Dataset records
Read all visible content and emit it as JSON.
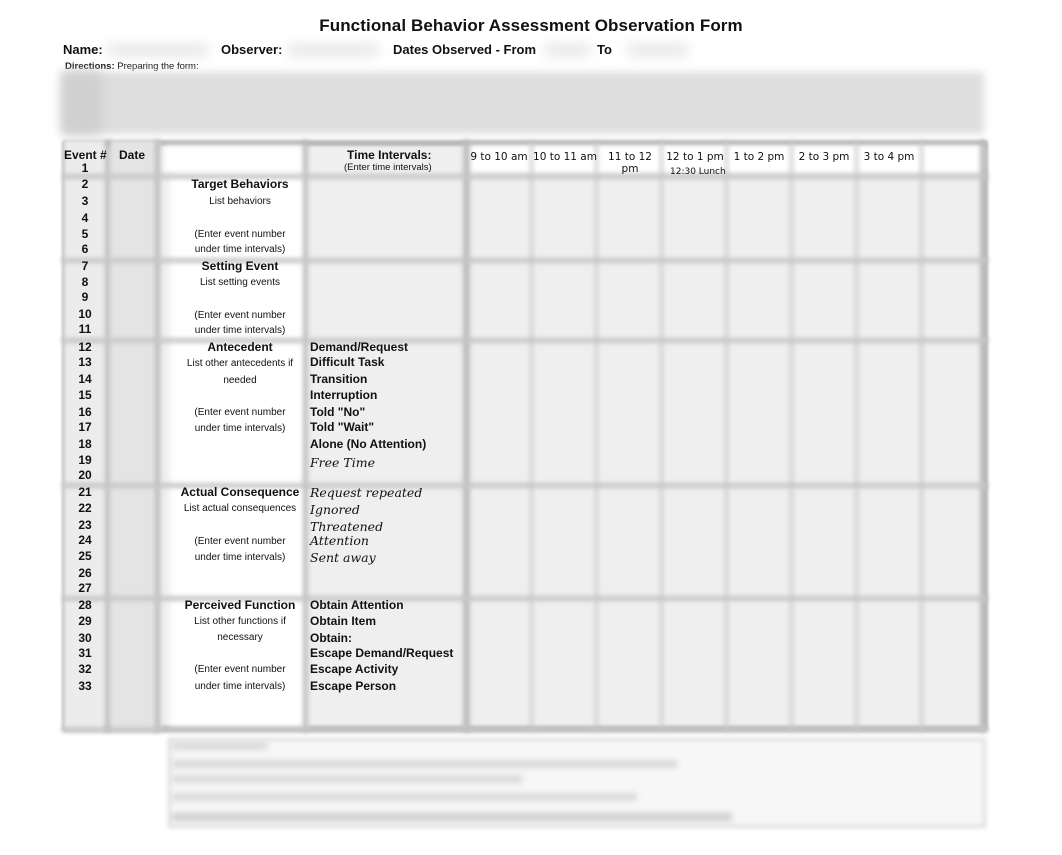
{
  "form": {
    "title": "Functional Behavior Assessment Observation Form",
    "fields": {
      "name_label": "Name:",
      "observer_label": "Observer:",
      "dates_from_label": "Dates Observed - From",
      "dates_to_label": "To"
    },
    "directions": {
      "label": "Directions:",
      "text": "Preparing the form:"
    }
  },
  "table": {
    "headers": {
      "event": "Event #",
      "date": "Date",
      "time_intervals": "Time Intervals:",
      "time_intervals_note": "(Enter time intervals)"
    },
    "time_intervals": [
      "9 to 10 am",
      "10 to 11 am",
      "11 to 12 pm",
      "12 to 1 pm",
      "1 to 2 pm",
      "2 to 3 pm",
      "3 to 4 pm"
    ],
    "lunch_note": "12:30 Lunch",
    "event_numbers": [
      "1",
      "2",
      "3",
      "4",
      "5",
      "6",
      "7",
      "8",
      "9",
      "10",
      "11",
      "12",
      "13",
      "14",
      "15",
      "16",
      "17",
      "18",
      "19",
      "20",
      "21",
      "22",
      "23",
      "24",
      "25",
      "26",
      "27",
      "28",
      "29",
      "30",
      "31",
      "32",
      "33"
    ],
    "sections": [
      {
        "title": "Target Behaviors",
        "list_note": "List behaviors",
        "list_note_2": "",
        "enter_note_1": "(Enter event number",
        "enter_note_2": "under time intervals)",
        "options": []
      },
      {
        "title": "Setting Event",
        "list_note": "List setting events",
        "list_note_2": "",
        "enter_note_1": "(Enter event number",
        "enter_note_2": "under time intervals)",
        "options": []
      },
      {
        "title": "Antecedent",
        "list_note": "List other antecedents if",
        "list_note_2": "needed",
        "enter_note_1": "(Enter event number",
        "enter_note_2": "under time intervals)",
        "options": [
          "Demand/Request",
          "Difficult Task",
          "Transition",
          "Interruption",
          "Told \"No\"",
          "Told \"Wait\"",
          "Alone (No Attention)",
          "Free Time"
        ]
      },
      {
        "title": "Actual Consequence",
        "list_note": "List actual consequences",
        "list_note_2": "",
        "enter_note_1": "(Enter event number",
        "enter_note_2": "under time intervals)",
        "options": [
          "Request repeated",
          "Ignored",
          "Threatened",
          "Attention",
          "Sent away"
        ]
      },
      {
        "title": "Perceived Function",
        "list_note": "List other functions if",
        "list_note_2": "necessary",
        "enter_note_1": "(Enter event number",
        "enter_note_2": "under time intervals)",
        "options": [
          "Obtain Attention",
          "Obtain Item",
          "Obtain:",
          "Escape Demand/Request",
          "Escape Activity",
          "Escape Person"
        ]
      }
    ]
  }
}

• _Problem to work on_
Show each line holding the word "Demand".

• _The completed task_
          "Demand/Request",
          "Escape Demand/Request",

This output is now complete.